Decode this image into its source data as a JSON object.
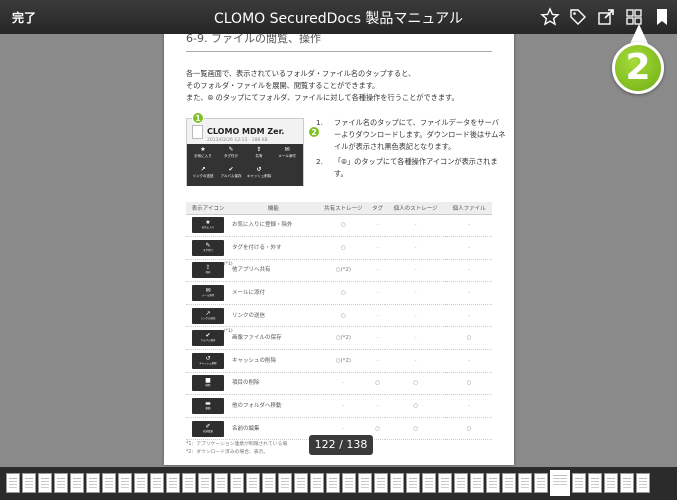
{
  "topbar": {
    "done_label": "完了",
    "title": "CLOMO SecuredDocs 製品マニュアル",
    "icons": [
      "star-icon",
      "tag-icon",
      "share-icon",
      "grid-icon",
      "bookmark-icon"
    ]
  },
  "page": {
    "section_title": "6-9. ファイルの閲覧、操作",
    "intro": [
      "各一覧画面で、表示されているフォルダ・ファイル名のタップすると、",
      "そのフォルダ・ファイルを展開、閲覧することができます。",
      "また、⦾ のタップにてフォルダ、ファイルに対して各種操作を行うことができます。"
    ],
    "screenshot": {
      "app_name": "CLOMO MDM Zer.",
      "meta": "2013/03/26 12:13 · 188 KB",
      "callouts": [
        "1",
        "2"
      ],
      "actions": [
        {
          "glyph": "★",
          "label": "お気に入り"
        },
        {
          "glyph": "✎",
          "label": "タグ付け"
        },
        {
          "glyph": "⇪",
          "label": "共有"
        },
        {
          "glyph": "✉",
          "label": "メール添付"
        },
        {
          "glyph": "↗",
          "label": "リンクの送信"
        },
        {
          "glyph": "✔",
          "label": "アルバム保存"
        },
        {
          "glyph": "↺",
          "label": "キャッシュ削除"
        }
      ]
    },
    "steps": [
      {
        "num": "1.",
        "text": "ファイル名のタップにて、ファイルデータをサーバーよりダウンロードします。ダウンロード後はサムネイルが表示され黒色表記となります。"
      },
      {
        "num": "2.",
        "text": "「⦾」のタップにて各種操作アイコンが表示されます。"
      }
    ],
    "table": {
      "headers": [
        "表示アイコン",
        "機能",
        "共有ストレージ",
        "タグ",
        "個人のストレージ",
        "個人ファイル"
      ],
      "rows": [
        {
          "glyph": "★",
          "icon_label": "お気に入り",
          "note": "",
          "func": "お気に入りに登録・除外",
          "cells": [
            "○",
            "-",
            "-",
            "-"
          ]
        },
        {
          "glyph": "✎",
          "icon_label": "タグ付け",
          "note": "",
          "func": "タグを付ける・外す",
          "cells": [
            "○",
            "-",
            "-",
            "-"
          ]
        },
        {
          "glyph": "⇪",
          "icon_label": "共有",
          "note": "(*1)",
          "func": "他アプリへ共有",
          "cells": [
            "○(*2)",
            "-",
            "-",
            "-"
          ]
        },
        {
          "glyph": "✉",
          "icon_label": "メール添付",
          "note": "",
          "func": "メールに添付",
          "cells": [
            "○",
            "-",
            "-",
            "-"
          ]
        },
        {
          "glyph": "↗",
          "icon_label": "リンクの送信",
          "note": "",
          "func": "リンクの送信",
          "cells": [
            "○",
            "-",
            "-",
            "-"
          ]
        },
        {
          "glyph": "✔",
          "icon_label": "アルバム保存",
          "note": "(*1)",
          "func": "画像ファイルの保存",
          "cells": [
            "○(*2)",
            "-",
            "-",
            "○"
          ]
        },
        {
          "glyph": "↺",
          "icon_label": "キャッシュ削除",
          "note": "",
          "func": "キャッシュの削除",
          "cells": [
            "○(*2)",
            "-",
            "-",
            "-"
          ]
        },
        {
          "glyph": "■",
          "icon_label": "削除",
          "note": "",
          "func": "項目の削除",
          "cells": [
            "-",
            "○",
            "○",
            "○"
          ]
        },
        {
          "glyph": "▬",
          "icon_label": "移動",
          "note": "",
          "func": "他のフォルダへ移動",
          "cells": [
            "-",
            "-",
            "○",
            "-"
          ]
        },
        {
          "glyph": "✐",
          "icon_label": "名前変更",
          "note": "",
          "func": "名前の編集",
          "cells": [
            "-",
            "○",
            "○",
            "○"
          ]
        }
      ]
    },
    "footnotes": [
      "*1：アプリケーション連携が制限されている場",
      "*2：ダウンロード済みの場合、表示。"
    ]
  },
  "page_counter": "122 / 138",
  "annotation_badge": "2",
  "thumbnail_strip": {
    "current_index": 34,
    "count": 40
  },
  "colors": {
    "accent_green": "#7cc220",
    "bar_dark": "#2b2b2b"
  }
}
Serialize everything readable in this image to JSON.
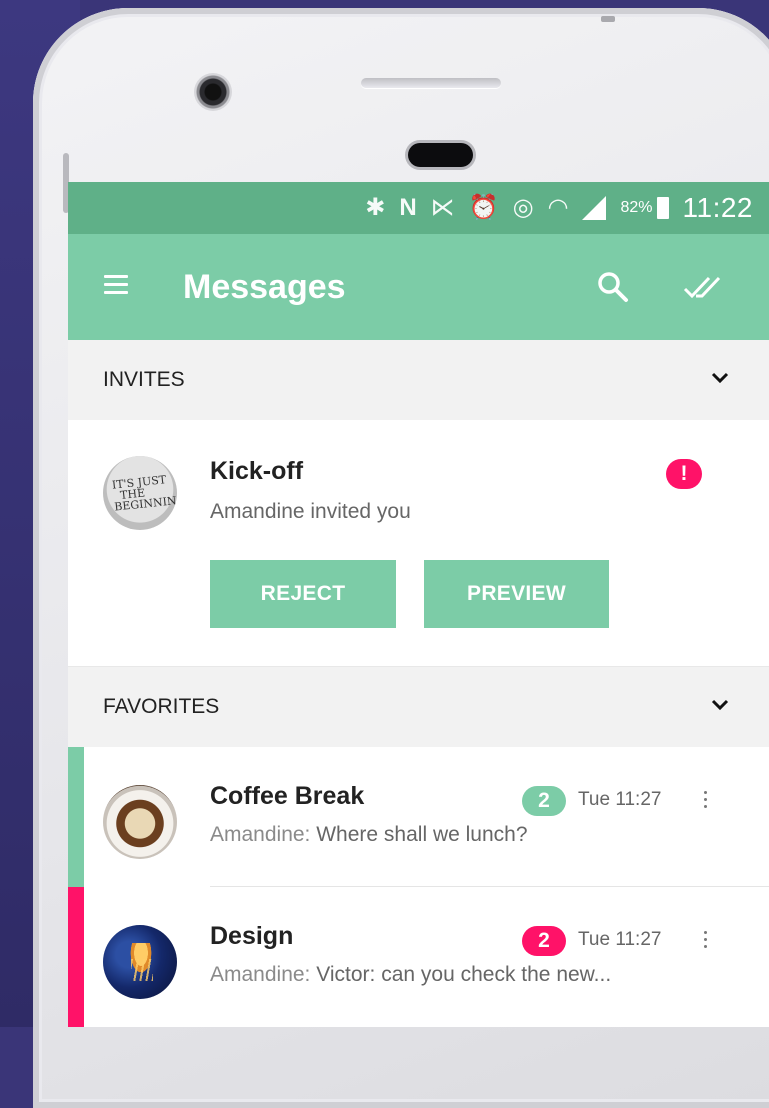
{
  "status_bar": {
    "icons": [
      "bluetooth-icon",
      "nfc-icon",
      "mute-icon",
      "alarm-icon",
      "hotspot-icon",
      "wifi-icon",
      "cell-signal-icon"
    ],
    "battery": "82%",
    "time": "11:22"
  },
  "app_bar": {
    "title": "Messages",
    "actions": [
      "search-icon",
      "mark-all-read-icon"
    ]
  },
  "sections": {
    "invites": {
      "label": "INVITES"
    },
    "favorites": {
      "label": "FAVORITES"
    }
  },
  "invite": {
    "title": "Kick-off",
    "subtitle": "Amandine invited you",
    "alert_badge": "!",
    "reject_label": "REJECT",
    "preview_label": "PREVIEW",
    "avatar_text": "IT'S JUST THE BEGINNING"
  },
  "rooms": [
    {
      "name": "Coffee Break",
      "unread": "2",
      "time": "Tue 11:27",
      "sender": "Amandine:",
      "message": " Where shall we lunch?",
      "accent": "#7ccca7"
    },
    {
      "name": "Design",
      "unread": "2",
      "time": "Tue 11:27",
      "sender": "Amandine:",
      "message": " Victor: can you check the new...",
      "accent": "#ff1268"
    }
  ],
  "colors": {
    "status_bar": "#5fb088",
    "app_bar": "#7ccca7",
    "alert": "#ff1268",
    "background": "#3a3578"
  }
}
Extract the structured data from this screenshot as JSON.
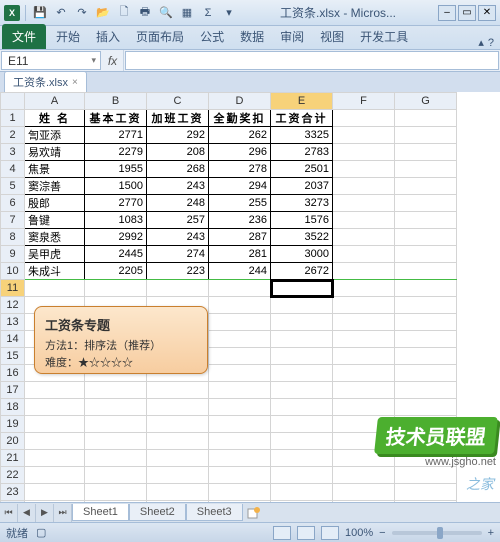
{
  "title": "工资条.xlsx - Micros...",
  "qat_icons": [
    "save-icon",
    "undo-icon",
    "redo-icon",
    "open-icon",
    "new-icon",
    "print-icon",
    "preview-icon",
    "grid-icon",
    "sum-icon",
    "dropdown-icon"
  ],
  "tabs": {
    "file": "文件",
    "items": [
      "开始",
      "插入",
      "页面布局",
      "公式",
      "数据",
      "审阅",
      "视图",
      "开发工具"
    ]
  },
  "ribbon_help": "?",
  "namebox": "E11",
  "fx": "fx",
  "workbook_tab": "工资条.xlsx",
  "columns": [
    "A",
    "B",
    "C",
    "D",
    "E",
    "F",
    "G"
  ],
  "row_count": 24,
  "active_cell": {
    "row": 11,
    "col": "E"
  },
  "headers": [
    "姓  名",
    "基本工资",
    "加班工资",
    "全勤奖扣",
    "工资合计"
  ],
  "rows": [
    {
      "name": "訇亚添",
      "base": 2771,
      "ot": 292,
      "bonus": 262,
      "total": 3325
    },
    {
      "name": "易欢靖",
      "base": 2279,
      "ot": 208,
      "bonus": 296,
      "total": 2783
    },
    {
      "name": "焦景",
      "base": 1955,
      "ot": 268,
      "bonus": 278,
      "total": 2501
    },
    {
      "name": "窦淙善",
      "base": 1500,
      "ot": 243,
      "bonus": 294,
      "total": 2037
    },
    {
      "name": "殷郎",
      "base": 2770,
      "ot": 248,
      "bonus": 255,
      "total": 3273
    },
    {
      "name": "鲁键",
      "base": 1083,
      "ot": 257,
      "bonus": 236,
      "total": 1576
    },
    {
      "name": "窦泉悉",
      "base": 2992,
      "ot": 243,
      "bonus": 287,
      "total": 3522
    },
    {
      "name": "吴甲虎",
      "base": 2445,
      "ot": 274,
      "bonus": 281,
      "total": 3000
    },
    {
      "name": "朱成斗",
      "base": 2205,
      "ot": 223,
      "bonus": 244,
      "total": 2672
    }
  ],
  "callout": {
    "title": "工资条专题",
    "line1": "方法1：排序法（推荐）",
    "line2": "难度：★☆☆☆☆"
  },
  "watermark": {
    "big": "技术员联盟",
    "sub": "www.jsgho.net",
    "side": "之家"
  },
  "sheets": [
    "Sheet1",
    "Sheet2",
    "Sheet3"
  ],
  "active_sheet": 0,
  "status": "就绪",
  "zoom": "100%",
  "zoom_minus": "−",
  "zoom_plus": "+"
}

==========

- Set problem: In the listing, find each line with the string "data" and copy it.

- Task answer:
Decode this image into its source data as a JSON object.
Extract the structured data from this screenshot as JSON.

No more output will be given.